— Set task —
Filter this data down to the lines that hold "İngiliz", and copy them.

— START OF Dataset records —

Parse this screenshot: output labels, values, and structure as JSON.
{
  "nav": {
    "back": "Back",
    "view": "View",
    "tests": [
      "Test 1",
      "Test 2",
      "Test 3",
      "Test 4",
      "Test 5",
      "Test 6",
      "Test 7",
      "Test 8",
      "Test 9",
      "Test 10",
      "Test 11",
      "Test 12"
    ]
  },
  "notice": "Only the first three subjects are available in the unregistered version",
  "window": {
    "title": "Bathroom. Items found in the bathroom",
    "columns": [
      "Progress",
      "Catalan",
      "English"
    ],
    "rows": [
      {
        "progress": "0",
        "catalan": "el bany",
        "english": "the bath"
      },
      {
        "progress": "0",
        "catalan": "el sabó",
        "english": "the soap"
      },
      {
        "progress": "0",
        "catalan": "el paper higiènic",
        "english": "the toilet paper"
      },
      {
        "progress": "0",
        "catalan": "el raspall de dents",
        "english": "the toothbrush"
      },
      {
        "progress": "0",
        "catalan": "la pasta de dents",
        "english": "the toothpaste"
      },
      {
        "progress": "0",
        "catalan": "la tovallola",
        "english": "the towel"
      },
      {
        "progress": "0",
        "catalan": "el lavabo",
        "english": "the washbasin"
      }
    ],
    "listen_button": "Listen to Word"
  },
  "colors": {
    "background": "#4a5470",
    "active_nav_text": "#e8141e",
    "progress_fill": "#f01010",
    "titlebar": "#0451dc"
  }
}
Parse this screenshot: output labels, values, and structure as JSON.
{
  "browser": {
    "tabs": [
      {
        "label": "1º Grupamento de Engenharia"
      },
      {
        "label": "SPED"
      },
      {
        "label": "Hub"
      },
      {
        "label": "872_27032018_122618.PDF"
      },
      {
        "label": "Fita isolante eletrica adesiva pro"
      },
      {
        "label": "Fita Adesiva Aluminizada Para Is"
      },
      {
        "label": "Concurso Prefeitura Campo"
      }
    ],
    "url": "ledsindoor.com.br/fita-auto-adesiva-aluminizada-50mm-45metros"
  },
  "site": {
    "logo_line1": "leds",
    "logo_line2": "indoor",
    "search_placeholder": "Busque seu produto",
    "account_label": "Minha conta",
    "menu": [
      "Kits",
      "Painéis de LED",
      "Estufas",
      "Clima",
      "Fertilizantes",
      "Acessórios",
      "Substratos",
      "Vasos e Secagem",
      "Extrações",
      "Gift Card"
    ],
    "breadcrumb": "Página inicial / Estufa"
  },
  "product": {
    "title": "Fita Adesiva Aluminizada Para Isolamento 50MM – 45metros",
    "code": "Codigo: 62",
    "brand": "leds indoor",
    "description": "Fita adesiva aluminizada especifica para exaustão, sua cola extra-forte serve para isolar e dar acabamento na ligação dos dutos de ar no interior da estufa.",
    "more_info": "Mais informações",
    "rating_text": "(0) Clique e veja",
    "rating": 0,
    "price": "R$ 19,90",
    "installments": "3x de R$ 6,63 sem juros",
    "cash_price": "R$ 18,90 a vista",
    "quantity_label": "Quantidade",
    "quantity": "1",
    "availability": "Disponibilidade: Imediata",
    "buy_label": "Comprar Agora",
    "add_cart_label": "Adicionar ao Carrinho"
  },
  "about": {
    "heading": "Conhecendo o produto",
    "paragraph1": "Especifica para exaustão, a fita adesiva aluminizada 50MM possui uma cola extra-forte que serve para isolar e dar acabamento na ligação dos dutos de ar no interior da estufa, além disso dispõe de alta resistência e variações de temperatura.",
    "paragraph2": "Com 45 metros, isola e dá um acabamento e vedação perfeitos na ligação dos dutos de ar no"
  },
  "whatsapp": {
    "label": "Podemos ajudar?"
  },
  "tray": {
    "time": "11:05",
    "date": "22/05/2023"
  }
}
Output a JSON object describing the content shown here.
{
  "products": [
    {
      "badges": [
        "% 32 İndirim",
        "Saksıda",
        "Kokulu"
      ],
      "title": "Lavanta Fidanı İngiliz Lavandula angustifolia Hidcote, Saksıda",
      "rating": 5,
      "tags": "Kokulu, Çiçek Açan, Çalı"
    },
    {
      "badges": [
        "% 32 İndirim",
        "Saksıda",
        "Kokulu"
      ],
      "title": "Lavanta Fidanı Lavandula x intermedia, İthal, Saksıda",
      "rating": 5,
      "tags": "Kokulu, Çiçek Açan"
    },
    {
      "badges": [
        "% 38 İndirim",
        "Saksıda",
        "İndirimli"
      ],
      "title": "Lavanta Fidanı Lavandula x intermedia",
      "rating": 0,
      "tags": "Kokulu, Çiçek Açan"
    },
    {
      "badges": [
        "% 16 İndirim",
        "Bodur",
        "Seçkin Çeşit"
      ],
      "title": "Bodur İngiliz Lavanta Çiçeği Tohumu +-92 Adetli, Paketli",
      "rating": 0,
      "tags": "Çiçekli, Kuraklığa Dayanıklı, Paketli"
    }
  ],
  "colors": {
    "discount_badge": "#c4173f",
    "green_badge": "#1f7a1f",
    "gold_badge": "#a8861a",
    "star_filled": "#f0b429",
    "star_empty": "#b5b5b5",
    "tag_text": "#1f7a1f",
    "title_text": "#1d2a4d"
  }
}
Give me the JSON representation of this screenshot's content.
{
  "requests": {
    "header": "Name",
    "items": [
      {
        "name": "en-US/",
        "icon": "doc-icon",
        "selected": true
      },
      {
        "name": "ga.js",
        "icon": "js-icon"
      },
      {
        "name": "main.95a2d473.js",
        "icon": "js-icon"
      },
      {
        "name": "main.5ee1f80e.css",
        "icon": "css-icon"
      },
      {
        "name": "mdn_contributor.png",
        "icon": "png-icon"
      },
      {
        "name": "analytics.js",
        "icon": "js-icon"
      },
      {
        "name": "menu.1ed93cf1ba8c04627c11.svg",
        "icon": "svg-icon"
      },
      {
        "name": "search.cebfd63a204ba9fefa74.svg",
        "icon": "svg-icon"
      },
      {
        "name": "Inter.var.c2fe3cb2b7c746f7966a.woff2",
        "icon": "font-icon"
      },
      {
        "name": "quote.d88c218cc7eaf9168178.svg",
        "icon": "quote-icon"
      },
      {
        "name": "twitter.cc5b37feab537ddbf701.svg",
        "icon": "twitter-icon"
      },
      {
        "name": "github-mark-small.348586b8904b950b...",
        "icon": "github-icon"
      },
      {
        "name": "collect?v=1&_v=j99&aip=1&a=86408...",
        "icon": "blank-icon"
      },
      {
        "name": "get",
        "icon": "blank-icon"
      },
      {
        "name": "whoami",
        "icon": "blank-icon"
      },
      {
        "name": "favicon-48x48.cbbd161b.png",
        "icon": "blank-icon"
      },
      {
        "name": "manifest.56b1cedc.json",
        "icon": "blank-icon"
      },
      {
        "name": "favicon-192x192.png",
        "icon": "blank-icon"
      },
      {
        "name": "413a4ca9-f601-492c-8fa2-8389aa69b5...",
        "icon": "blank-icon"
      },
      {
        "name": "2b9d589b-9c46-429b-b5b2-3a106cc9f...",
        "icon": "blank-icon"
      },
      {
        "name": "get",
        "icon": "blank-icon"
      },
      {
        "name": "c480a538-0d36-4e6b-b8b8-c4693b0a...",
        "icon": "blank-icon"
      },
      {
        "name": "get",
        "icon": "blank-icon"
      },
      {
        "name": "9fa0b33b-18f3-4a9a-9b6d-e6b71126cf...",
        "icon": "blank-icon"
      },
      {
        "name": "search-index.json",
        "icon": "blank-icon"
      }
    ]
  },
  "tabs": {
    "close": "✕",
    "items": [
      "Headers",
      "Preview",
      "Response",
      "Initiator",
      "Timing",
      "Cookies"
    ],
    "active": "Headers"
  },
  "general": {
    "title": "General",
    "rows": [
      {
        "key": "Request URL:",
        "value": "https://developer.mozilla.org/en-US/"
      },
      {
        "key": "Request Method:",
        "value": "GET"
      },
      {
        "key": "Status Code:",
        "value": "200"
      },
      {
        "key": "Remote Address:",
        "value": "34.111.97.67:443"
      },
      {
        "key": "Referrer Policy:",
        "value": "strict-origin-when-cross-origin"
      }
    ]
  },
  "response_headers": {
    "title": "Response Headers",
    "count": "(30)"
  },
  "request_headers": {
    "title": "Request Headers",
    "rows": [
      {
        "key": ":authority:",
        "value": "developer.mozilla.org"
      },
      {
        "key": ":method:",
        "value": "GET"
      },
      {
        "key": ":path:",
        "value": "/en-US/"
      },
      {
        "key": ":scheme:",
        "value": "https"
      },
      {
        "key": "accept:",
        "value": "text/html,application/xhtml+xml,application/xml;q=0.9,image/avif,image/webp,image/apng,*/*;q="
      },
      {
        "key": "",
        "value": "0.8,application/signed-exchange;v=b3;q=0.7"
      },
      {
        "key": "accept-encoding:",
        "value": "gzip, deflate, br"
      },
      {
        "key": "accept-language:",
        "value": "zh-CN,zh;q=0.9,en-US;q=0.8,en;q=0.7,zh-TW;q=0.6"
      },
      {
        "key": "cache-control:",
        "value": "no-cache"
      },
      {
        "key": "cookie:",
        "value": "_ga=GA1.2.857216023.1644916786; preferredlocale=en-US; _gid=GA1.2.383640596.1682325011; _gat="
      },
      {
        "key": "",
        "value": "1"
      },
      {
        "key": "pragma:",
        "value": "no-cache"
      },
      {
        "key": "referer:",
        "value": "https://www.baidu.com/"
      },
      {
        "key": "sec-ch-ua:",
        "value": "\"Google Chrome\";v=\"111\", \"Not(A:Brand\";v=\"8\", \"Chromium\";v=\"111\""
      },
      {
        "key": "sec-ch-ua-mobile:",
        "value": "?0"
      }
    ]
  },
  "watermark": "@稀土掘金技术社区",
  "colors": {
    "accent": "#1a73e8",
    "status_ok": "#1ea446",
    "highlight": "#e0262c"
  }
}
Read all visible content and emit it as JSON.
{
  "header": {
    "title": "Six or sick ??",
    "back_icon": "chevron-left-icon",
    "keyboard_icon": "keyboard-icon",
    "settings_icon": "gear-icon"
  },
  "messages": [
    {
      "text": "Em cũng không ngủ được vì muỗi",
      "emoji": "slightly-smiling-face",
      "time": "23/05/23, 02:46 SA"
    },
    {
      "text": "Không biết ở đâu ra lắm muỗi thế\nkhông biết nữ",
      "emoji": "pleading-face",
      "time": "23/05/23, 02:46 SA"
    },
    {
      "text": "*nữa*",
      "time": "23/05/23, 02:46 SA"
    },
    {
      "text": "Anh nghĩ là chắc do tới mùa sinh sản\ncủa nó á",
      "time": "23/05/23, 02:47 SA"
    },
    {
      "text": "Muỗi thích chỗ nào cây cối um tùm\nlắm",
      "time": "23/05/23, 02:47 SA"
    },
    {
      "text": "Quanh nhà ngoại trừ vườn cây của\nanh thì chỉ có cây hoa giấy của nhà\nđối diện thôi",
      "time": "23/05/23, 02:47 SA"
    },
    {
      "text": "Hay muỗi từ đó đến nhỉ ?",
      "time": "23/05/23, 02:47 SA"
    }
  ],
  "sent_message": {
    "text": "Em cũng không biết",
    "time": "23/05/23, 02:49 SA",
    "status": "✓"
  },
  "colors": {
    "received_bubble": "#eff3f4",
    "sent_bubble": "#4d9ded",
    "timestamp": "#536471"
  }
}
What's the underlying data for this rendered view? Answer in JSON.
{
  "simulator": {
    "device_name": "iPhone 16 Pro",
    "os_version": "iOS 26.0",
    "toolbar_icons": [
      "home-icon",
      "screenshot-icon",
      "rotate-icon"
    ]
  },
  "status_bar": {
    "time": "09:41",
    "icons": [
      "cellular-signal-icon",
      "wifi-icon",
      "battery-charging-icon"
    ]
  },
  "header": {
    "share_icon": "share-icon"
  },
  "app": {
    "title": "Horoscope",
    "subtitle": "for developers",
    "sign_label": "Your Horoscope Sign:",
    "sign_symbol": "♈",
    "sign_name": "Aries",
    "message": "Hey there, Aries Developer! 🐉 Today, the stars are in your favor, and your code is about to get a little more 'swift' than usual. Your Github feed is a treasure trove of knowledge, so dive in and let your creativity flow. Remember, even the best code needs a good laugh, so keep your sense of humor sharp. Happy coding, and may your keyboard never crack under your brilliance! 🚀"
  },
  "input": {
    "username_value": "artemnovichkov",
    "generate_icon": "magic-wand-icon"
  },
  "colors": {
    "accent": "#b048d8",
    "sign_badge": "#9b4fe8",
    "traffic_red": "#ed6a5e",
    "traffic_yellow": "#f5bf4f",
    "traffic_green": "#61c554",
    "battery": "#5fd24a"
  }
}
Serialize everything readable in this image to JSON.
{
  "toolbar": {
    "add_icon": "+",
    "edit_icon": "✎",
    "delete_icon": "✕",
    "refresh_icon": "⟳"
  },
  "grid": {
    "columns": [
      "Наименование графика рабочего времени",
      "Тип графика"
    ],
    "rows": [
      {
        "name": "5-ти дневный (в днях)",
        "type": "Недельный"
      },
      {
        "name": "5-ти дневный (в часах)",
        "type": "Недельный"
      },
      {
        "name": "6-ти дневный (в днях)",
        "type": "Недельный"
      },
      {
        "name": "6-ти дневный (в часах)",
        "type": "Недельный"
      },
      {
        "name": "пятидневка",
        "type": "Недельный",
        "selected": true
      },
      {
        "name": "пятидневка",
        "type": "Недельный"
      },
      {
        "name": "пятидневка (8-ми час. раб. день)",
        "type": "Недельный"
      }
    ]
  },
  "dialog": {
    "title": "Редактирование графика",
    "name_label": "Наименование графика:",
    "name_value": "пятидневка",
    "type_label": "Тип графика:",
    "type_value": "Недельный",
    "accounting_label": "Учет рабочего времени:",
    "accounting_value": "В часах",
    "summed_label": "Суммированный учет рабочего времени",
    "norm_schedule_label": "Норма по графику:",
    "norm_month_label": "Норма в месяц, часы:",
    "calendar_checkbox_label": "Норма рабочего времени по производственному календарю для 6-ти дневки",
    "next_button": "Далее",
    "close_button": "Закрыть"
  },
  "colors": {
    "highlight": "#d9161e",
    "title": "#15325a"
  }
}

— END OF Dataset records —

— Exercise answer —
      "title": "Lavanta Fidanı İngiliz Lavandula angustifolia Hidcote, Saksıda",
      "title": "Bodur İngiliz Lavanta Çiçeği Tohumu +-92 Adetli, Paketli",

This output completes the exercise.